**AIM**
From the entries below, pull out each line where "натрия" appears.

**DATASET RECORDS**
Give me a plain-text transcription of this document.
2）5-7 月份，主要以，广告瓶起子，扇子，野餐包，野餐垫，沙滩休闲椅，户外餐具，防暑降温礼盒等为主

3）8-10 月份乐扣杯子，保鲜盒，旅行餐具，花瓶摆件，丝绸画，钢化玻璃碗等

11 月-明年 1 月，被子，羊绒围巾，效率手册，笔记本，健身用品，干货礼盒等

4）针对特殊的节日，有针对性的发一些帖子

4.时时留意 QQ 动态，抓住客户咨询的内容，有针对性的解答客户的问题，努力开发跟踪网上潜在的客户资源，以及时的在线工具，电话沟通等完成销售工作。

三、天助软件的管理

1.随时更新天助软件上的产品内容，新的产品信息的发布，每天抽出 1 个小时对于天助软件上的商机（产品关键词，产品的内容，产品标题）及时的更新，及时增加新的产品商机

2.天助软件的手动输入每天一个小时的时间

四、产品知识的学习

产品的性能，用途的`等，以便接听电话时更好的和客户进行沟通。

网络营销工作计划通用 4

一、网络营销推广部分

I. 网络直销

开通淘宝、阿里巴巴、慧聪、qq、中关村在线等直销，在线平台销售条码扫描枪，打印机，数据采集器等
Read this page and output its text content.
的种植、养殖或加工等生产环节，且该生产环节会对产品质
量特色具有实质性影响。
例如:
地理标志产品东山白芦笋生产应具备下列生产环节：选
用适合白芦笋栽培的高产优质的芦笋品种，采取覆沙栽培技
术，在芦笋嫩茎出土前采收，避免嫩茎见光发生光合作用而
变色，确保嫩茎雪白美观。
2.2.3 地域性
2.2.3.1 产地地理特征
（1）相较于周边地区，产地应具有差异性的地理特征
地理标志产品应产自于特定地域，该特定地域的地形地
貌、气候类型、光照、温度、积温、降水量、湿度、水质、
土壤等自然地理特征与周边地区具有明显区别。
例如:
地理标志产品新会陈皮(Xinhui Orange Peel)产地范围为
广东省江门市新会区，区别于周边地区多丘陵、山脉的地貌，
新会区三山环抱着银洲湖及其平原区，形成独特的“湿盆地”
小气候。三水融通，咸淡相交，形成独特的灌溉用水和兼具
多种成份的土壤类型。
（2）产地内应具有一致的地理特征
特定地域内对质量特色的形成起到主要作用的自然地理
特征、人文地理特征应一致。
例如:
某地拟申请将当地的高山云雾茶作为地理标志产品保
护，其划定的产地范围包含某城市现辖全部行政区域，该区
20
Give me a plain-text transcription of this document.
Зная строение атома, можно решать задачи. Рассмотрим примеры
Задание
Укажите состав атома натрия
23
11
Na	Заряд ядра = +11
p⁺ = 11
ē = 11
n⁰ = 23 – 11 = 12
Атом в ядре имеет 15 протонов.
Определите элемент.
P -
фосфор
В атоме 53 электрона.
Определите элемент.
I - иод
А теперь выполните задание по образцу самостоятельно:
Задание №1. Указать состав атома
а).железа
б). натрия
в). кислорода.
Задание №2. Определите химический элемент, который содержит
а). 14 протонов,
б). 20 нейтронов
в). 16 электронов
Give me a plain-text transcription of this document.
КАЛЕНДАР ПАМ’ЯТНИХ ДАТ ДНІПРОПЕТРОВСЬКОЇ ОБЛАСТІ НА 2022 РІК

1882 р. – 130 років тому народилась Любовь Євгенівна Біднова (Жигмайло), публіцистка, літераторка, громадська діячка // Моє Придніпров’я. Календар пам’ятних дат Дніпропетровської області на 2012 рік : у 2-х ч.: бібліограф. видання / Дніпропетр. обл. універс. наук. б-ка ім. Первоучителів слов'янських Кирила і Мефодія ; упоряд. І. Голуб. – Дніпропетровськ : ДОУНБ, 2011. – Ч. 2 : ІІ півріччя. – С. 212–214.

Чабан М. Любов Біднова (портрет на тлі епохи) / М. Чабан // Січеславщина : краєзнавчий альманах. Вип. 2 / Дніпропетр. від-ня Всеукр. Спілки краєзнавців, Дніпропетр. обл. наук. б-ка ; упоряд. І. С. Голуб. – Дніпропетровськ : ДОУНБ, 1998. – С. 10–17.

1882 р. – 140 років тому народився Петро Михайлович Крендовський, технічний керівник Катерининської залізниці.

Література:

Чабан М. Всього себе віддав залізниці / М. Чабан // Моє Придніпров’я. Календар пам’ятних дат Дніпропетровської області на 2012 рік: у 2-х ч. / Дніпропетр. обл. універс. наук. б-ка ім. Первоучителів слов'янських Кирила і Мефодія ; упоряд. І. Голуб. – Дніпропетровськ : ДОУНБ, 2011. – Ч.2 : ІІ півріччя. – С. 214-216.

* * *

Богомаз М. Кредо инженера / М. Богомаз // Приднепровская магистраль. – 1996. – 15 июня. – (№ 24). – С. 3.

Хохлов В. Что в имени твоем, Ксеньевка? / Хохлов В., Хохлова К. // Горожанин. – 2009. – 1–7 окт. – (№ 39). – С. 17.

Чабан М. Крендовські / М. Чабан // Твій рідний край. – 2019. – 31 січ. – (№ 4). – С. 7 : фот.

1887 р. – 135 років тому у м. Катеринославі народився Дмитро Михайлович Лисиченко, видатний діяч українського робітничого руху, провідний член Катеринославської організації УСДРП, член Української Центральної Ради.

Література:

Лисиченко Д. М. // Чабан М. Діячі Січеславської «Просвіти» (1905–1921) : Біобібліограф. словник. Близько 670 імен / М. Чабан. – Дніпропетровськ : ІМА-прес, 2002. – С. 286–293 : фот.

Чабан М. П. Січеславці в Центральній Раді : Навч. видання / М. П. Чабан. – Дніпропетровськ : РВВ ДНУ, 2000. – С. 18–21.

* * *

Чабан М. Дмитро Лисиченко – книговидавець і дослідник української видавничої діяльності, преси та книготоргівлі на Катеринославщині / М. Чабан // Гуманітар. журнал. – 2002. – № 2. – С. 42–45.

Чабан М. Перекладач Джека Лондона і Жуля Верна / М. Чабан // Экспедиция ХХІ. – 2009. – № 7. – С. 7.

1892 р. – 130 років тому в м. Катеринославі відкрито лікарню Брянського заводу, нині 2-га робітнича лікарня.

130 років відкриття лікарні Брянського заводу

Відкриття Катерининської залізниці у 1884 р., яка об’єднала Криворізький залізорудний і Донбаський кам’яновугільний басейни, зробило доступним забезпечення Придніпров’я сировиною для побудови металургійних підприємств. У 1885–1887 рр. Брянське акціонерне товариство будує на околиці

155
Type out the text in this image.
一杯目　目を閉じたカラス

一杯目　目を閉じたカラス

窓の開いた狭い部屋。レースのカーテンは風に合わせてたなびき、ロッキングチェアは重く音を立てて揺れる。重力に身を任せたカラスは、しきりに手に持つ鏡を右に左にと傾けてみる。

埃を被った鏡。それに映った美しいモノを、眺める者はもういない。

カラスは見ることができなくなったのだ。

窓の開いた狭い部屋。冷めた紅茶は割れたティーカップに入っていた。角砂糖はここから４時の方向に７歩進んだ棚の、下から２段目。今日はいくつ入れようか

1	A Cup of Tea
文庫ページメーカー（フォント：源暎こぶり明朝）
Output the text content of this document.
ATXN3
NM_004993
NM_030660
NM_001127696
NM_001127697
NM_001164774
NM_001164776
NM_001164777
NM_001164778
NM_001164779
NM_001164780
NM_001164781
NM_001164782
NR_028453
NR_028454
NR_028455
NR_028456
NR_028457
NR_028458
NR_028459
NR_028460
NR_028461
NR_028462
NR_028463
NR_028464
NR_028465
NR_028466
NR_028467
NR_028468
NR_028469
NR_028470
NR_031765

**EXERCISE RESPONSE**
Укажите состав атома натрия
б). натрия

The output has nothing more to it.